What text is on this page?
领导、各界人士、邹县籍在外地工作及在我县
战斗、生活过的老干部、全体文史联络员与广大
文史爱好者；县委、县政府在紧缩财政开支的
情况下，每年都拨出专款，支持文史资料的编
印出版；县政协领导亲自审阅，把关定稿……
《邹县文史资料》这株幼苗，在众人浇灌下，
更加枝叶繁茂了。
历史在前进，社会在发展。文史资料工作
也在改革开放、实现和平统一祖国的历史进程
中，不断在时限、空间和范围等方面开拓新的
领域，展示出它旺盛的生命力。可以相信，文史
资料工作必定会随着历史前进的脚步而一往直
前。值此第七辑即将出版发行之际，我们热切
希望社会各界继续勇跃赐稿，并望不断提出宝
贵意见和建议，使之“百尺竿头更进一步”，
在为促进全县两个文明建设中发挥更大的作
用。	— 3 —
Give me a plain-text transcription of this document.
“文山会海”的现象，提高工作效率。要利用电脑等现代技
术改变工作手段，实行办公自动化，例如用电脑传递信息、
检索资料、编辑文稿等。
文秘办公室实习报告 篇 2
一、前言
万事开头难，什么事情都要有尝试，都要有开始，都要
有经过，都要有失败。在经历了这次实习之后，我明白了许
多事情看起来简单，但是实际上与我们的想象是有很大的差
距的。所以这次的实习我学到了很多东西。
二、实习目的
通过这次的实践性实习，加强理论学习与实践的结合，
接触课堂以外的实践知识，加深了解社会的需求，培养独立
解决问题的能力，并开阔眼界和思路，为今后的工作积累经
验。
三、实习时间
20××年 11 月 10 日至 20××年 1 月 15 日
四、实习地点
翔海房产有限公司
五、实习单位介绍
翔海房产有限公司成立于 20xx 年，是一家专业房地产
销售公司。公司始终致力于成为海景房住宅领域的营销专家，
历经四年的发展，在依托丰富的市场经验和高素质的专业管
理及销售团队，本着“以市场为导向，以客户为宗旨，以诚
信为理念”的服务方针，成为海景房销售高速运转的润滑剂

• _EXERCISE DESCRIPTION_: Copy only this span: the line that contains "Give me a plain-text", the last line, and every line between them.

• _FINAL ANSWER_:
Give me a plain-text transcription of this document.
“文山会海”的现象，提高工作效率。要利用电脑等现代技
术改变工作手段，实行办公自动化，例如用电脑传递信息、
检索资料、编辑文稿等。
文秘办公室实习报告 篇 2
一、前言
万事开头难，什么事情都要有尝试，都要有开始，都要
有经过，都要有失败。在经历了这次实习之后，我明白了许
多事情看起来简单，但是实际上与我们的想象是有很大的差
距的。所以这次的实习我学到了很多东西。
二、实习目的
通过这次的实践性实习，加强理论学习与实践的结合，
接触课堂以外的实践知识，加深了解社会的需求，培养独立
解决问题的能力，并开阔眼界和思路，为今后的工作积累经
验。
三、实习时间
20××年 11 月 10 日至 20××年 1 月 15 日
四、实习地点
翔海房产有限公司
五、实习单位介绍
翔海房产有限公司成立于 20xx 年，是一家专业房地产
销售公司。公司始终致力于成为海景房住宅领域的营销专家，
历经四年的发展，在依托丰富的市场经验和高素质的专业管
理及销售团队，本着“以市场为导向，以客户为宗旨，以诚
信为理念”的服务方针，成为海景房销售高速运转的润滑剂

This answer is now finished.